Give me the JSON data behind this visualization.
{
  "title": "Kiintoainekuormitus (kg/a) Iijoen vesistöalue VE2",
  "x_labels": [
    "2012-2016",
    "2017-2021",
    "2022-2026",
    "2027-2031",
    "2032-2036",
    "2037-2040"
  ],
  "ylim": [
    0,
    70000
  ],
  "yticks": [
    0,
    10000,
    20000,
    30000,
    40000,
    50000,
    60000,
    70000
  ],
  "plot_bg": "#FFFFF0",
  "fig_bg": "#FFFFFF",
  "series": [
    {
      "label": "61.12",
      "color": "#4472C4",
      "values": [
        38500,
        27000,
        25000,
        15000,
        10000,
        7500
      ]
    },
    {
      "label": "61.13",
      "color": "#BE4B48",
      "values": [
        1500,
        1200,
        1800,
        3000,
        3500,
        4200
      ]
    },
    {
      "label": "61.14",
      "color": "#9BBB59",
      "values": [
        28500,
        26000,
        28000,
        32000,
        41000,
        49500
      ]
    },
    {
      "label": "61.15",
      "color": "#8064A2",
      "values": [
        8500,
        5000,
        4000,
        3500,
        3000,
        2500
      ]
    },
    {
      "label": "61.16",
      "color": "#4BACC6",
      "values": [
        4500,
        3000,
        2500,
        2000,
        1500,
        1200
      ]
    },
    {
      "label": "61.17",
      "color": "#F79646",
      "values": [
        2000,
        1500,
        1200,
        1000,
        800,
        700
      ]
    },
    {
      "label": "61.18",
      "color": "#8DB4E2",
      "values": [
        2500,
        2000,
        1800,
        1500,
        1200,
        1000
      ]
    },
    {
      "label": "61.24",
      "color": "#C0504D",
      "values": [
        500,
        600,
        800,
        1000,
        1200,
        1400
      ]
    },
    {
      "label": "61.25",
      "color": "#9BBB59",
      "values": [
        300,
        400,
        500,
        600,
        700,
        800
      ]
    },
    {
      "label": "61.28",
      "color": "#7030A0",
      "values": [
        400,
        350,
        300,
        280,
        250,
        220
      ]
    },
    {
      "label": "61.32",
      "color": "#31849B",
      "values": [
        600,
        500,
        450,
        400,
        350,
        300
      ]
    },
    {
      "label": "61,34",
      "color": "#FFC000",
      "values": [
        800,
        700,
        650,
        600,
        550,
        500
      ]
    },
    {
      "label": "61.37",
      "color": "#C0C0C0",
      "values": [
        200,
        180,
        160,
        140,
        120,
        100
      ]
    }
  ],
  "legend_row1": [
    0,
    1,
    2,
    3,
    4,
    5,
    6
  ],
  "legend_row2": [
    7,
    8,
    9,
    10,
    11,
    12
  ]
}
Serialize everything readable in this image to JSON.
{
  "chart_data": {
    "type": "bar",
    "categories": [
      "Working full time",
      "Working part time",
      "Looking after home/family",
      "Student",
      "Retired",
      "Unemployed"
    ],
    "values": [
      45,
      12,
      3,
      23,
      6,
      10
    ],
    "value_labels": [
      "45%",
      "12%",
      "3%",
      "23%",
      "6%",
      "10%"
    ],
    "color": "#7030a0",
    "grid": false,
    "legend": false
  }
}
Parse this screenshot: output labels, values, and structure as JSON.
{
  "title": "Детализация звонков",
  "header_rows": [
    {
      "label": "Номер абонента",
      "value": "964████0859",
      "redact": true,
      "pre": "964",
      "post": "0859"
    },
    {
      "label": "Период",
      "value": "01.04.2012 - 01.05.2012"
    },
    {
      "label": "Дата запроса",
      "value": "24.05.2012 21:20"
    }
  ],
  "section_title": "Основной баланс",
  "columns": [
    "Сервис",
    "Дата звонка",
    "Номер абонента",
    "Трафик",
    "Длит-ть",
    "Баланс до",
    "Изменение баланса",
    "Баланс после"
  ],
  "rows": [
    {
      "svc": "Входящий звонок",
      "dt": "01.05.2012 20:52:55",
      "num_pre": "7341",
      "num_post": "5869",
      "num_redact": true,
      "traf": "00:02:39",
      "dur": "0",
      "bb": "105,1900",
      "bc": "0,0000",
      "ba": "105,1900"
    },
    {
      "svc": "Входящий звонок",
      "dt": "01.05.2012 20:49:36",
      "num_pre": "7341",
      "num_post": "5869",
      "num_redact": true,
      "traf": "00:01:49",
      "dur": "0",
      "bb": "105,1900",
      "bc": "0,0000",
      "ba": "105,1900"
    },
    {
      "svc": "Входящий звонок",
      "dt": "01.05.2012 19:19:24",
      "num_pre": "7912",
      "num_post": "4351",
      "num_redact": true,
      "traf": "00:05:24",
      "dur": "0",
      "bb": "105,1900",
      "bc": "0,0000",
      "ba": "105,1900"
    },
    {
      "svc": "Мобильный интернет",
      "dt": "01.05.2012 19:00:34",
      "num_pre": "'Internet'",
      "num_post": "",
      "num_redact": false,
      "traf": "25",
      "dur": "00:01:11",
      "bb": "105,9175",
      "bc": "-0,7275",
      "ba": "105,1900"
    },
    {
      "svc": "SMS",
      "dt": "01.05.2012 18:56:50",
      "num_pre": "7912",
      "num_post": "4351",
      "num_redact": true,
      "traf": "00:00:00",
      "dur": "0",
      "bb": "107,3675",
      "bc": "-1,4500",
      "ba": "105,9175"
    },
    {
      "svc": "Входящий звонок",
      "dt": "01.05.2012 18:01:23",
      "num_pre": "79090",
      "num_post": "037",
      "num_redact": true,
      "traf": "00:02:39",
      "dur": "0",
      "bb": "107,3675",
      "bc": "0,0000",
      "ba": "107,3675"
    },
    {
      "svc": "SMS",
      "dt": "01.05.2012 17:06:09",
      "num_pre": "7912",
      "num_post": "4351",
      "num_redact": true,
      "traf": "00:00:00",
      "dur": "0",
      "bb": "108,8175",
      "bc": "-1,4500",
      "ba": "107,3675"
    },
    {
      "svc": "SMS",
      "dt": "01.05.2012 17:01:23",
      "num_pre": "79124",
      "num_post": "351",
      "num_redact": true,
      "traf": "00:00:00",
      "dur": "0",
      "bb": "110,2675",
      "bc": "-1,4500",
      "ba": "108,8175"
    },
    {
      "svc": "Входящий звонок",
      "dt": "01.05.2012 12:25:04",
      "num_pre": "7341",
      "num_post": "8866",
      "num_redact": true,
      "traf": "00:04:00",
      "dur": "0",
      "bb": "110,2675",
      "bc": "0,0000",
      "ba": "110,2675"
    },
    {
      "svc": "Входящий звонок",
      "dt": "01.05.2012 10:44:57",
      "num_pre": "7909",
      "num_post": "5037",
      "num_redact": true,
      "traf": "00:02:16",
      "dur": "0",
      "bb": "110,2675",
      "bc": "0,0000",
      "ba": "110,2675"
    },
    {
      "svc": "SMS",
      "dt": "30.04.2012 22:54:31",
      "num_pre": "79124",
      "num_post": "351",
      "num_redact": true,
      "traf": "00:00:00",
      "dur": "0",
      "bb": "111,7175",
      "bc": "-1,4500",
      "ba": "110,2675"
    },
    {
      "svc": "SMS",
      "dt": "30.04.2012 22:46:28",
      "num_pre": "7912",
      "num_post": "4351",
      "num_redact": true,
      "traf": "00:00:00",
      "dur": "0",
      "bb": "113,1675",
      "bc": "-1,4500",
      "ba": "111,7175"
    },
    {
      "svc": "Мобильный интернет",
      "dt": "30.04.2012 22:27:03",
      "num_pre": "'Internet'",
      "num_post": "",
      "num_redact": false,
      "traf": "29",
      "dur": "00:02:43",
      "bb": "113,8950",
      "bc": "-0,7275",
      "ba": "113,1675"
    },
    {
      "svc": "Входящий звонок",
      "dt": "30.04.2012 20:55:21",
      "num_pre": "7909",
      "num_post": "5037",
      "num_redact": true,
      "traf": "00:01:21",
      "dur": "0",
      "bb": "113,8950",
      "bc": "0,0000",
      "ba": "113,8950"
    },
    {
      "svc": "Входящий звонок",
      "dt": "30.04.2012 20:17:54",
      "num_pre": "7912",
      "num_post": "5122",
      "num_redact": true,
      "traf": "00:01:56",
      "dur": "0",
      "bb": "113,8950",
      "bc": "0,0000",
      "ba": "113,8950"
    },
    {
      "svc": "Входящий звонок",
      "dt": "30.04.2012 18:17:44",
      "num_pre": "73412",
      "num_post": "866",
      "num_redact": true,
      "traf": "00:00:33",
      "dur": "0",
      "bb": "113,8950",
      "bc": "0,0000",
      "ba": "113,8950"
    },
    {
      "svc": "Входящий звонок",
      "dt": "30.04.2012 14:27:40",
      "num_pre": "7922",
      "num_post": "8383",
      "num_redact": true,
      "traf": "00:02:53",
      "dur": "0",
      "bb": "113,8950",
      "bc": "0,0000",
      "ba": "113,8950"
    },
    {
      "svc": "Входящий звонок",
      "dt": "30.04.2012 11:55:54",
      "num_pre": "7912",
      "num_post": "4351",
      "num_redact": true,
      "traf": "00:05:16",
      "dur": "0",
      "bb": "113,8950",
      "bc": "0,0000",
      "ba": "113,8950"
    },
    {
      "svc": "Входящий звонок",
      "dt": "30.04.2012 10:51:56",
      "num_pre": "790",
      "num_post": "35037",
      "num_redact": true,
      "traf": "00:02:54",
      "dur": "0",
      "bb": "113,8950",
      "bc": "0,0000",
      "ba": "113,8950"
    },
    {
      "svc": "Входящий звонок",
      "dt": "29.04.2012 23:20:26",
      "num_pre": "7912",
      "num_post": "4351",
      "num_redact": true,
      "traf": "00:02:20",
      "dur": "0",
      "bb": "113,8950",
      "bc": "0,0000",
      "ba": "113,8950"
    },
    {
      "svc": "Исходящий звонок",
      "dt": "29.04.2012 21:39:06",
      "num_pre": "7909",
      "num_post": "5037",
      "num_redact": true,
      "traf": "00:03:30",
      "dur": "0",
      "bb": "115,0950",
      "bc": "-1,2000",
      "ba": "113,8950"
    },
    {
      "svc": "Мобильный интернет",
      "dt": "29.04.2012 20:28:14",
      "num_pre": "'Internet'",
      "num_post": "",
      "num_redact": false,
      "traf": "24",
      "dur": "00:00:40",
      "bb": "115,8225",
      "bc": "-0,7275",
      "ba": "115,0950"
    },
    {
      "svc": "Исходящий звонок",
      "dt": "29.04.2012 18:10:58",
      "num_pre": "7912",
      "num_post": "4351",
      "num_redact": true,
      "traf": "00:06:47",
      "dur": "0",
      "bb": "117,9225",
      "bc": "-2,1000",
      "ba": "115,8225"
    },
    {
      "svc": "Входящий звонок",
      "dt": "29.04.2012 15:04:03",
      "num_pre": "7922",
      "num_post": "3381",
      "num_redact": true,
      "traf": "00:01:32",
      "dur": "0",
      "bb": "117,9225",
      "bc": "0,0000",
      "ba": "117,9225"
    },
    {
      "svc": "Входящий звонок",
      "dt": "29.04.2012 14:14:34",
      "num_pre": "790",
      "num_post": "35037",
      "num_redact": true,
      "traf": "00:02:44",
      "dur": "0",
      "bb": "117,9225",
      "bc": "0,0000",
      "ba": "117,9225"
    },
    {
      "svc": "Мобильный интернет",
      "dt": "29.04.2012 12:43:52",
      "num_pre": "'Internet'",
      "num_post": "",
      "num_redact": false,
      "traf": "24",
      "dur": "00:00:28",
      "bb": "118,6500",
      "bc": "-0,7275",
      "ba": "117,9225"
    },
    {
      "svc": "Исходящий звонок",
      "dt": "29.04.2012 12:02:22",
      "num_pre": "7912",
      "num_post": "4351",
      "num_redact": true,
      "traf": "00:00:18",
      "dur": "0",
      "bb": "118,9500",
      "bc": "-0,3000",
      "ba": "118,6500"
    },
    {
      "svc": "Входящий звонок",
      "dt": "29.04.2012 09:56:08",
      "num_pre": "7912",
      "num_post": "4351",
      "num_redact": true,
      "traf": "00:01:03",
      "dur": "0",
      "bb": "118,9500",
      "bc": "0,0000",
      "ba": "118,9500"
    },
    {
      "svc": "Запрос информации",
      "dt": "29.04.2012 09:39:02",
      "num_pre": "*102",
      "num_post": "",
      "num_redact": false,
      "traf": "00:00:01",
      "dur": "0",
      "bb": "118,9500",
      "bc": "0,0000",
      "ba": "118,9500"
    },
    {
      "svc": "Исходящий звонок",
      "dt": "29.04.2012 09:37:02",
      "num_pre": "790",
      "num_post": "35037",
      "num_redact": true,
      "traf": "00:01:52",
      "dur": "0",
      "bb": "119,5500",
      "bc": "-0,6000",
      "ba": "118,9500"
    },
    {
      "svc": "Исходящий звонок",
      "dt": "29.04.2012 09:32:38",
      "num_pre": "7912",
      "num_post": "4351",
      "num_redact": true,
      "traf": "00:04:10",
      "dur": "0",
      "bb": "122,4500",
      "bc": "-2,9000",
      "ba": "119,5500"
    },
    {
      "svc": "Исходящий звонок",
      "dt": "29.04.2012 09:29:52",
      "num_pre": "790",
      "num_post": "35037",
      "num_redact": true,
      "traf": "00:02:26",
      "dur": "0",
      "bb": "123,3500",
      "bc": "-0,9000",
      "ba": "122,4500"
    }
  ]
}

* * *

Short task:
Collect each line of the entries that has the word "абонента", copying it in full.

Solution for this problem:
      "label": "Номер абонента",
    "Номер абонента",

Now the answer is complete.